■ Task instructions
Would you extract the whole listing below and retype it exactly?

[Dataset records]
(begin)

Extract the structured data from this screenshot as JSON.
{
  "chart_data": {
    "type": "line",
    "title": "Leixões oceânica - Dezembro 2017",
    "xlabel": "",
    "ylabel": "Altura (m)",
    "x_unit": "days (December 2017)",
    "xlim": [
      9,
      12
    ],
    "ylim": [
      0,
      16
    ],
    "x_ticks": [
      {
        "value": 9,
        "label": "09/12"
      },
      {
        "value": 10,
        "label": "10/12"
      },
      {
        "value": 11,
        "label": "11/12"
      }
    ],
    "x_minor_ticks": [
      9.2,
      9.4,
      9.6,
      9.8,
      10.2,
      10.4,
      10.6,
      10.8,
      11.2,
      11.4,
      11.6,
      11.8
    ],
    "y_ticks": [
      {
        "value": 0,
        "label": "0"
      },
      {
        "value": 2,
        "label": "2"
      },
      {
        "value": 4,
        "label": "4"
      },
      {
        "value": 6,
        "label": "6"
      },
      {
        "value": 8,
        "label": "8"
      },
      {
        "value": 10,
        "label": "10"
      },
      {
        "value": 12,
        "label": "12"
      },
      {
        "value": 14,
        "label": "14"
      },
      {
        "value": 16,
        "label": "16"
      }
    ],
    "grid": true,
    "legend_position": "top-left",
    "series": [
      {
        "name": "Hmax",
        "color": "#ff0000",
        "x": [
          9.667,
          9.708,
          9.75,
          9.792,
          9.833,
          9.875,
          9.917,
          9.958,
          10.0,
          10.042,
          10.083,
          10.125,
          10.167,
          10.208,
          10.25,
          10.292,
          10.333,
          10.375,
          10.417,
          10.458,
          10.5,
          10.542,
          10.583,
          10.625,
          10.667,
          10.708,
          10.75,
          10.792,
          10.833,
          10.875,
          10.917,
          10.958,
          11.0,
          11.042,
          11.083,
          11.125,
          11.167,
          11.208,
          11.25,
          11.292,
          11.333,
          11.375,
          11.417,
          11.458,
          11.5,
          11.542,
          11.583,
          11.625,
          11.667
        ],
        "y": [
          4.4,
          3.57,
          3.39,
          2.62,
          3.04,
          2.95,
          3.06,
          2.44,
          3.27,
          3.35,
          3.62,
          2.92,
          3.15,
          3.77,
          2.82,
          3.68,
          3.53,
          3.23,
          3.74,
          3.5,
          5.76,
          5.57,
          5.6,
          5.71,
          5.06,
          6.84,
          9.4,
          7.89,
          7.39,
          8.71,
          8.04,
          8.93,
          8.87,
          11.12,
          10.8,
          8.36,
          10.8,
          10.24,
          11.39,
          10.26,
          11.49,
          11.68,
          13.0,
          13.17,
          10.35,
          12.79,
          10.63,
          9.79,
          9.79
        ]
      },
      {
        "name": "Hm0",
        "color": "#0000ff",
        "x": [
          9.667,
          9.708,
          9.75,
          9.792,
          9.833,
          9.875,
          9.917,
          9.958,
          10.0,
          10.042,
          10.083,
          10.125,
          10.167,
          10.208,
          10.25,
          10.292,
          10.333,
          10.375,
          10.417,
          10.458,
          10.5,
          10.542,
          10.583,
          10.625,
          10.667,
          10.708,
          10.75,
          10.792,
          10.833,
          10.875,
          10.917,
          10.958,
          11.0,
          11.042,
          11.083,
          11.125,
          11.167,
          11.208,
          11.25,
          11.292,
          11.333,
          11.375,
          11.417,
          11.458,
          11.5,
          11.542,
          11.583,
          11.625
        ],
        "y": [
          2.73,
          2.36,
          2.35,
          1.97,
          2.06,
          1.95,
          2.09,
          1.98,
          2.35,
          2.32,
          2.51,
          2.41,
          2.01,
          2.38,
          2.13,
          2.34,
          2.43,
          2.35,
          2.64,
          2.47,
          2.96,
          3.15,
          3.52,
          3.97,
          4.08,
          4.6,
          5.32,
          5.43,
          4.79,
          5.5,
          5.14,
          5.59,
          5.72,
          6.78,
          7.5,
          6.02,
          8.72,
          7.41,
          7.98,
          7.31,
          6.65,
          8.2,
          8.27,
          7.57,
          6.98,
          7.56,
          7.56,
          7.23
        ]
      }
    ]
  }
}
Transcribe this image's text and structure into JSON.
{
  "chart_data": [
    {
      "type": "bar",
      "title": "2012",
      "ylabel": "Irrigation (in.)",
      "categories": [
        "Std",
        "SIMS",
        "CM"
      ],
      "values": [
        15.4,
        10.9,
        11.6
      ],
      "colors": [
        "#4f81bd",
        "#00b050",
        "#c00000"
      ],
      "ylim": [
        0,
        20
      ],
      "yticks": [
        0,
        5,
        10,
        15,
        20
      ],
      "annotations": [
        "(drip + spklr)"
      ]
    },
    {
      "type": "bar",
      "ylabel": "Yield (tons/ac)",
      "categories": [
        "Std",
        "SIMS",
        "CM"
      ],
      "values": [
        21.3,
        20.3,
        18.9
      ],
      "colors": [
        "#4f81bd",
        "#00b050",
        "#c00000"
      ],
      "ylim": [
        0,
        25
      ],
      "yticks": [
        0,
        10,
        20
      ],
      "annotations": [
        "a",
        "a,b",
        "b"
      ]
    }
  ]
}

(end)

■ Complete answer
Extract the structured data from this screenshot as JSON.
{
  "chart_data": {
    "type": "line",
    "title": "Leixões oceânica - Dezembro 2017",
    "xlabel": "",
    "ylabel": "Altura (m)",
    "x_unit": "days (December 2017)",
    "xlim": [
      9,
      12
    ],
    "ylim": [
      0,
      16
    ],
    "x_ticks": [
      {
        "value": 9,
        "label": "09/12"
      },
      {
        "value": 10,
        "label": "10/12"
      },
      {
        "value": 11,
        "label": "11/12"
      }
    ],
    "x_minor_ticks": [
      9.2,
      9.4,
      9.6,
      9.8,
      10.2,
      10.4,
      10.6,
      10.8,
      11.2,
      11.4,
      11.6,
      11.8
    ],
    "y_ticks": [
      {
        "value": 0,
        "label": "0"
      },
      {
        "value": 2,
        "label": "2"
      },
      {
        "value": 4,
        "label": "4"
      },
      {
        "value": 6,
        "label": "6"
      },
      {
        "value": 8,
        "label": "8"
      },
      {
        "value": 10,
        "label": "10"
      },
      {
        "value": 12,
        "label": "12"
      },
      {
        "value": 14,
        "label": "14"
      },
      {
        "value": 16,
        "label": "16"
      }
    ],
    "grid": true,
    "legend_position": "top-left",
    "series": [
      {
        "name": "Hmax",
        "color": "#ff0000",
        "x": [
          9.667,
          9.708,
          9.75,
          9.792,
          9.833,
          9.875,
          9.917,
          9.958,
          10.0,
          10.042,
          10.083,
          10.125,
          10.167,
          10.208,
          10.25,
          10.292,
          10.333,
          10.375,
          10.417,
          10.458,
          10.5,
          10.542,
          10.583,
          10.625,
          10.667,
          10.708,
          10.75,
          10.792,
          10.833,
          10.875,
          10.917,
          10.958,
          11.0,
          11.042,
          11.083,
          11.125,
          11.167,
          11.208,
          11.25,
          11.292,
          11.333,
          11.375,
          11.417,
          11.458,
          11.5,
          11.542,
          11.583,
          11.625,
          11.667
        ],
        "y": [
          4.4,
          3.57,
          3.39,
          2.62,
          3.04,
          2.95,
          3.06,
          2.44,
          3.27,
          3.35,
          3.62,
          2.92,
          3.15,
          3.77,
          2.82,
          3.68,
          3.53,
          3.23,
          3.74,
          3.5,
          5.76,
          5.57,
          5.6,
          5.71,
          5.06,
          6.84,
          9.4,
          7.89,
          7.39,
          8.71,
          8.04,
          8.93,
          8.87,
          11.12,
          10.8,
          8.36,
          10.8,
          10.24,
          11.39,
          10.26,
          11.49,
          11.68,
          13.0,
          13.17,
          10.35,
          12.79,
          10.63,
          9.79,
          9.79
        ]
      },
      {
        "name": "Hm0",
        "color": "#0000ff",
        "x": [
          9.667,
          9.708,
          9.75,
          9.792,
          9.833,
          9.875,
          9.917,
          9.958,
          10.0,
          10.042,
          10.083,
          10.125,
          10.167,
          10.208,
          10.25,
          10.292,
          10.333,
          10.375,
          10.417,
          10.458,
          10.5,
          10.542,
          10.583,
          10.625,
          10.667,
          10.708,
          10.75,
          10.792,
          10.833,
          10.875,
          10.917,
          10.958,
          11.0,
          11.042,
          11.083,
          11.125,
          11.167,
          11.208,
          11.25,
          11.292,
          11.333,
          11.375,
          11.417,
          11.458,
          11.5,
          11.542,
          11.583,
          11.625
        ],
        "y": [
          2.73,
          2.36,
          2.35,
          1.97,
          2.06,
          1.95,
          2.09,
          1.98,
          2.35,
          2.32,
          2.51,
          2.41,
          2.01,
          2.38,
          2.13,
          2.34,
          2.43,
          2.35,
          2.64,
          2.47,
          2.96,
          3.15,
          3.52,
          3.97,
          4.08,
          4.6,
          5.32,
          5.43,
          4.79,
          5.5,
          5.14,
          5.59,
          5.72,
          6.78,
          7.5,
          6.02,
          8.72,
          7.41,
          7.98,
          7.31,
          6.65,
          8.2,
          8.27,
          7.57,
          6.98,
          7.56,
          7.56,
          7.23
        ]
      }
    ]
  }
}
Transcribe this image's text and structure into JSON.
{
  "chart_data": [
    {
      "type": "bar",
      "title": "2012",
      "ylabel": "Irrigation (in.)",
      "categories": [
        "Std",
        "SIMS",
        "CM"
      ],
      "values": [
        15.4,
        10.9,
        11.6
      ],
      "colors": [
        "#4f81bd",
        "#00b050",
        "#c00000"
      ],
      "ylim": [
        0,
        20
      ],
      "yticks": [
        0,
        5,
        10,
        15,
        20
      ],
      "annotations": [
        "(drip + spklr)"
      ]
    },
    {
      "type": "bar",
      "ylabel": "Yield (tons/ac)",
      "categories": [
        "Std",
        "SIMS",
        "CM"
      ],
      "values": [
        21.3,
        20.3,
        18.9
      ],
      "colors": [
        "#4f81bd",
        "#00b050",
        "#c00000"
      ],
      "ylim": [
        0,
        25
      ],
      "yticks": [
        0,
        10,
        20
      ],
      "annotations": [
        "a",
        "a,b",
        "b"
      ]
    }
  ]
}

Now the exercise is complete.